---------- Records to process

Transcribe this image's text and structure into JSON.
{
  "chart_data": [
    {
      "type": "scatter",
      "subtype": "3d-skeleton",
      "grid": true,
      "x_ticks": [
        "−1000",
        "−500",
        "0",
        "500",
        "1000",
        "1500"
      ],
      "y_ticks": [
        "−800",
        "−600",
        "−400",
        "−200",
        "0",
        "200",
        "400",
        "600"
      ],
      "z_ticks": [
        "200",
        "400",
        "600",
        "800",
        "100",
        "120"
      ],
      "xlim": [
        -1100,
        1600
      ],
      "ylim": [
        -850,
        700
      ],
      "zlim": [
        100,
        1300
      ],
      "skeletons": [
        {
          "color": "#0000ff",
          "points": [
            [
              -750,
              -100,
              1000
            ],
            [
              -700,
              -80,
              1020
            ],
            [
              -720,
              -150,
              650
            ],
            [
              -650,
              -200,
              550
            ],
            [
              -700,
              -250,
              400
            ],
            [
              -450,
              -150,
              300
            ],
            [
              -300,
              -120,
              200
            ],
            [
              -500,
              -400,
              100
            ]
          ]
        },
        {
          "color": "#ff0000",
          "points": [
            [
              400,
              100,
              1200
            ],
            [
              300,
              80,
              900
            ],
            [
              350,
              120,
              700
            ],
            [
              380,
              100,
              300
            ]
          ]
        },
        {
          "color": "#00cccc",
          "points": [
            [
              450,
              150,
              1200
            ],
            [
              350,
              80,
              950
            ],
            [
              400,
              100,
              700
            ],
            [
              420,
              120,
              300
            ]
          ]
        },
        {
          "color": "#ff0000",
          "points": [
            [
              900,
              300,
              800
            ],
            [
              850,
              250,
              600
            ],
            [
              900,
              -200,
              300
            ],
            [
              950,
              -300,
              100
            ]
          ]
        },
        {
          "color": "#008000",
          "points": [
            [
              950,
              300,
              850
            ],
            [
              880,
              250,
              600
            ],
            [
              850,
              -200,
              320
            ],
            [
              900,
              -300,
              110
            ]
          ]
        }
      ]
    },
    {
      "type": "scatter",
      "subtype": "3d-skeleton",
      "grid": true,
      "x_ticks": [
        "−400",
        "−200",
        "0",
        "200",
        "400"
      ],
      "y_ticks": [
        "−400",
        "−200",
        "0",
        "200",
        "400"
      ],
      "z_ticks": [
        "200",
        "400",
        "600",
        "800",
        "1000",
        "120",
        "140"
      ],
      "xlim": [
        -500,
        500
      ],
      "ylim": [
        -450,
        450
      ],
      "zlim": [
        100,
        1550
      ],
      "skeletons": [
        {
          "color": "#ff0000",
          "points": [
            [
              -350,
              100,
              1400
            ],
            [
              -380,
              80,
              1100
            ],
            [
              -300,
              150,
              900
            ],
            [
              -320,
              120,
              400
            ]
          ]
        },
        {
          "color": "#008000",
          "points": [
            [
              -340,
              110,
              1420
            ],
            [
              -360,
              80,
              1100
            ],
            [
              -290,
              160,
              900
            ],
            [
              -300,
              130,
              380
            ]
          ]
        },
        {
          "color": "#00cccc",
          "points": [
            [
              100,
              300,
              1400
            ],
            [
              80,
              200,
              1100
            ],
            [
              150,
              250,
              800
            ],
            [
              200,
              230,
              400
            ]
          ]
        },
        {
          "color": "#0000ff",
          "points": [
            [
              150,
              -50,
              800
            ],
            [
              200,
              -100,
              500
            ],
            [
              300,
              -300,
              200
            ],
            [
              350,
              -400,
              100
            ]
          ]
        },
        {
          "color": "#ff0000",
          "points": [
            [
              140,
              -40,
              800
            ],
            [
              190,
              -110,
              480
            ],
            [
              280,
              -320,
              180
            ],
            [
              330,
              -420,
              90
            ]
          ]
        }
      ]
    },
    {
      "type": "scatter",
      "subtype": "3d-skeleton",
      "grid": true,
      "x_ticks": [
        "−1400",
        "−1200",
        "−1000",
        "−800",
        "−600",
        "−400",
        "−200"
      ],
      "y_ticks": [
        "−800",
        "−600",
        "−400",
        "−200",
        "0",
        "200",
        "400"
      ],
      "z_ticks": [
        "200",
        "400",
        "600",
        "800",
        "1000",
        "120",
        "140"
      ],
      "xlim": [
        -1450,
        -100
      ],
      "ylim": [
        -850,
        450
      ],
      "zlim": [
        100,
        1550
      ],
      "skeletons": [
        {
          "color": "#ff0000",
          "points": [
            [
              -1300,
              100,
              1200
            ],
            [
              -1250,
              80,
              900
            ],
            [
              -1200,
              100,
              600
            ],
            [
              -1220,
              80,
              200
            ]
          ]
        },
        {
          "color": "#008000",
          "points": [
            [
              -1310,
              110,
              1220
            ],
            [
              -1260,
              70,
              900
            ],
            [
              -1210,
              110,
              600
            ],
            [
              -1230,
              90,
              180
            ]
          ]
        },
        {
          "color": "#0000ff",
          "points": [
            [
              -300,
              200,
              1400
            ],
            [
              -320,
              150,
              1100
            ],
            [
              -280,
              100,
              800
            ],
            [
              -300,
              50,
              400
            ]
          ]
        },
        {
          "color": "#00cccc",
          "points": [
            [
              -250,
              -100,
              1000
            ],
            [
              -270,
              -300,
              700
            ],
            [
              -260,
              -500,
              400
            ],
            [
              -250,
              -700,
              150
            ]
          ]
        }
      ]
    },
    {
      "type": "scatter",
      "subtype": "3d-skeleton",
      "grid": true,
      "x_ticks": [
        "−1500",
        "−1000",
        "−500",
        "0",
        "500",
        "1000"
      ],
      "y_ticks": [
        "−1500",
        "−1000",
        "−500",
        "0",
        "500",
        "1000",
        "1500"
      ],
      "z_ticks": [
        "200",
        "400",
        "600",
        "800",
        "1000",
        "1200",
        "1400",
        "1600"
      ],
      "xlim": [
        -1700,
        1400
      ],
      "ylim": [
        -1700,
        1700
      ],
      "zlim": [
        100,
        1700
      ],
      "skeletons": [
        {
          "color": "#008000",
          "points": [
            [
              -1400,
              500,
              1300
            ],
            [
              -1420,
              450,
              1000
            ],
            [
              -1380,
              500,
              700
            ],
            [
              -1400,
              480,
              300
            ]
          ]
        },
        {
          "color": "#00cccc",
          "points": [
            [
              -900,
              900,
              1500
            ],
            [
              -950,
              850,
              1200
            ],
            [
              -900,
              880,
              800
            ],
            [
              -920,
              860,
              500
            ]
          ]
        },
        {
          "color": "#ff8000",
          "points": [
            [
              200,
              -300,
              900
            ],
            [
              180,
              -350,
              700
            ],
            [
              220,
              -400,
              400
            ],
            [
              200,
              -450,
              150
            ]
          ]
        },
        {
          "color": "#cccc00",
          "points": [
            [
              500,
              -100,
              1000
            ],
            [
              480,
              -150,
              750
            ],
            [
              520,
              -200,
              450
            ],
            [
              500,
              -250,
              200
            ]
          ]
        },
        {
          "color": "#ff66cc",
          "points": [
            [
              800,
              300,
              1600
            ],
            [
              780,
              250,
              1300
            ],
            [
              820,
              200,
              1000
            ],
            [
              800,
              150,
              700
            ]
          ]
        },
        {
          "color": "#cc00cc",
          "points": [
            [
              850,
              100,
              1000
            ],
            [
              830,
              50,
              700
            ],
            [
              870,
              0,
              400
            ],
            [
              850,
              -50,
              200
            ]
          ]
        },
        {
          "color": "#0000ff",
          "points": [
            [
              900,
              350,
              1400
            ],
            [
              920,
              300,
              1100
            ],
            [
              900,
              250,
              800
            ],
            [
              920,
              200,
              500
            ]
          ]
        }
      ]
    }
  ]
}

--------------------

[Direction] Copy out each record exactly as given, omitting none.

[Answer in full]
Transcribe this image's text and structure into JSON.
{
  "chart_data": [
    {
      "type": "scatter",
      "subtype": "3d-skeleton",
      "grid": true,
      "x_ticks": [
        "−1000",
        "−500",
        "0",
        "500",
        "1000",
        "1500"
      ],
      "y_ticks": [
        "−800",
        "−600",
        "−400",
        "−200",
        "0",
        "200",
        "400",
        "600"
      ],
      "z_ticks": [
        "200",
        "400",
        "600",
        "800",
        "100",
        "120"
      ],
      "xlim": [
        -1100,
        1600
      ],
      "ylim": [
        -850,
        700
      ],
      "zlim": [
        100,
        1300
      ],
      "skeletons": [
        {
          "color": "#0000ff",
          "points": [
            [
              -750,
              -100,
              1000
            ],
            [
              -700,
              -80,
              1020
            ],
            [
              -720,
              -150,
              650
            ],
            [
              -650,
              -200,
              550
            ],
            [
              -700,
              -250,
              400
            ],
            [
              -450,
              -150,
              300
            ],
            [
              -300,
              -120,
              200
            ],
            [
              -500,
              -400,
              100
            ]
          ]
        },
        {
          "color": "#ff0000",
          "points": [
            [
              400,
              100,
              1200
            ],
            [
              300,
              80,
              900
            ],
            [
              350,
              120,
              700
            ],
            [
              380,
              100,
              300
            ]
          ]
        },
        {
          "color": "#00cccc",
          "points": [
            [
              450,
              150,
              1200
            ],
            [
              350,
              80,
              950
            ],
            [
              400,
              100,
              700
            ],
            [
              420,
              120,
              300
            ]
          ]
        },
        {
          "color": "#ff0000",
          "points": [
            [
              900,
              300,
              800
            ],
            [
              850,
              250,
              600
            ],
            [
              900,
              -200,
              300
            ],
            [
              950,
              -300,
              100
            ]
          ]
        },
        {
          "color": "#008000",
          "points": [
            [
              950,
              300,
              850
            ],
            [
              880,
              250,
              600
            ],
            [
              850,
              -200,
              320
            ],
            [
              900,
              -300,
              110
            ]
          ]
        }
      ]
    },
    {
      "type": "scatter",
      "subtype": "3d-skeleton",
      "grid": true,
      "x_ticks": [
        "−400",
        "−200",
        "0",
        "200",
        "400"
      ],
      "y_ticks": [
        "−400",
        "−200",
        "0",
        "200",
        "400"
      ],
      "z_ticks": [
        "200",
        "400",
        "600",
        "800",
        "1000",
        "120",
        "140"
      ],
      "xlim": [
        -500,
        500
      ],
      "ylim": [
        -450,
        450
      ],
      "zlim": [
        100,
        1550
      ],
      "skeletons": [
        {
          "color": "#ff0000",
          "points": [
            [
              -350,
              100,
              1400
            ],
            [
              -380,
              80,
              1100
            ],
            [
              -300,
              150,
              900
            ],
            [
              -320,
              120,
              400
            ]
          ]
        },
        {
          "color": "#008000",
          "points": [
            [
              -340,
              110,
              1420
            ],
            [
              -360,
              80,
              1100
            ],
            [
              -290,
              160,
              900
            ],
            [
              -300,
              130,
              380
            ]
          ]
        },
        {
          "color": "#00cccc",
          "points": [
            [
              100,
              300,
              1400
            ],
            [
              80,
              200,
              1100
            ],
            [
              150,
              250,
              800
            ],
            [
              200,
              230,
              400
            ]
          ]
        },
        {
          "color": "#0000ff",
          "points": [
            [
              150,
              -50,
              800
            ],
            [
              200,
              -100,
              500
            ],
            [
              300,
              -300,
              200
            ],
            [
              350,
              -400,
              100
            ]
          ]
        },
        {
          "color": "#ff0000",
          "points": [
            [
              140,
              -40,
              800
            ],
            [
              190,
              -110,
              480
            ],
            [
              280,
              -320,
              180
            ],
            [
              330,
              -420,
              90
            ]
          ]
        }
      ]
    },
    {
      "type": "scatter",
      "subtype": "3d-skeleton",
      "grid": true,
      "x_ticks": [
        "−1400",
        "−1200",
        "−1000",
        "−800",
        "−600",
        "−400",
        "−200"
      ],
      "y_ticks": [
        "−800",
        "−600",
        "−400",
        "−200",
        "0",
        "200",
        "400"
      ],
      "z_ticks": [
        "200",
        "400",
        "600",
        "800",
        "1000",
        "120",
        "140"
      ],
      "xlim": [
        -1450,
        -100
      ],
      "ylim": [
        -850,
        450
      ],
      "zlim": [
        100,
        1550
      ],
      "skeletons": [
        {
          "color": "#ff0000",
          "points": [
            [
              -1300,
              100,
              1200
            ],
            [
              -1250,
              80,
              900
            ],
            [
              -1200,
              100,
              600
            ],
            [
              -1220,
              80,
              200
            ]
          ]
        },
        {
          "color": "#008000",
          "points": [
            [
              -1310,
              110,
              1220
            ],
            [
              -1260,
              70,
              900
            ],
            [
              -1210,
              110,
              600
            ],
            [
              -1230,
              90,
              180
            ]
          ]
        },
        {
          "color": "#0000ff",
          "points": [
            [
              -300,
              200,
              1400
            ],
            [
              -320,
              150,
              1100
            ],
            [
              -280,
              100,
              800
            ],
            [
              -300,
              50,
              400
            ]
          ]
        },
        {
          "color": "#00cccc",
          "points": [
            [
              -250,
              -100,
              1000
            ],
            [
              -270,
              -300,
              700
            ],
            [
              -260,
              -500,
              400
            ],
            [
              -250,
              -700,
              150
            ]
          ]
        }
      ]
    },
    {
      "type": "scatter",
      "subtype": "3d-skeleton",
      "grid": true,
      "x_ticks": [
        "−1500",
        "−1000",
        "−500",
        "0",
        "500",
        "1000"
      ],
      "y_ticks": [
        "−1500",
        "−1000",
        "−500",
        "0",
        "500",
        "1000",
        "1500"
      ],
      "z_ticks": [
        "200",
        "400",
        "600",
        "800",
        "1000",
        "1200",
        "1400",
        "1600"
      ],
      "xlim": [
        -1700,
        1400
      ],
      "ylim": [
        -1700,
        1700
      ],
      "zlim": [
        100,
        1700
      ],
      "skeletons": [
        {
          "color": "#008000",
          "points": [
            [
              -1400,
              500,
              1300
            ],
            [
              -1420,
              450,
              1000
            ],
            [
              -1380,
              500,
              700
            ],
            [
              -1400,
              480,
              300
            ]
          ]
        },
        {
          "color": "#00cccc",
          "points": [
            [
              -900,
              900,
              1500
            ],
            [
              -950,
              850,
              1200
            ],
            [
              -900,
              880,
              800
            ],
            [
              -920,
              860,
              500
            ]
          ]
        },
        {
          "color": "#ff8000",
          "points": [
            [
              200,
              -300,
              900
            ],
            [
              180,
              -350,
              700
            ],
            [
              220,
              -400,
              400
            ],
            [
              200,
              -450,
              150
            ]
          ]
        },
        {
          "color": "#cccc00",
          "points": [
            [
              500,
              -100,
              1000
            ],
            [
              480,
              -150,
              750
            ],
            [
              520,
              -200,
              450
            ],
            [
              500,
              -250,
              200
            ]
          ]
        },
        {
          "color": "#ff66cc",
          "points": [
            [
              800,
              300,
              1600
            ],
            [
              780,
              250,
              1300
            ],
            [
              820,
              200,
              1000
            ],
            [
              800,
              150,
              700
            ]
          ]
        },
        {
          "color": "#cc00cc",
          "points": [
            [
              850,
              100,
              1000
            ],
            [
              830,
              50,
              700
            ],
            [
              870,
              0,
              400
            ],
            [
              850,
              -50,
              200
            ]
          ]
        },
        {
          "color": "#0000ff",
          "points": [
            [
              900,
              350,
              1400
            ],
            [
              920,
              300,
              1100
            ],
            [
              900,
              250,
              800
            ],
            [
              920,
              200,
              500
            ]
          ]
        }
      ]
    }
  ]
}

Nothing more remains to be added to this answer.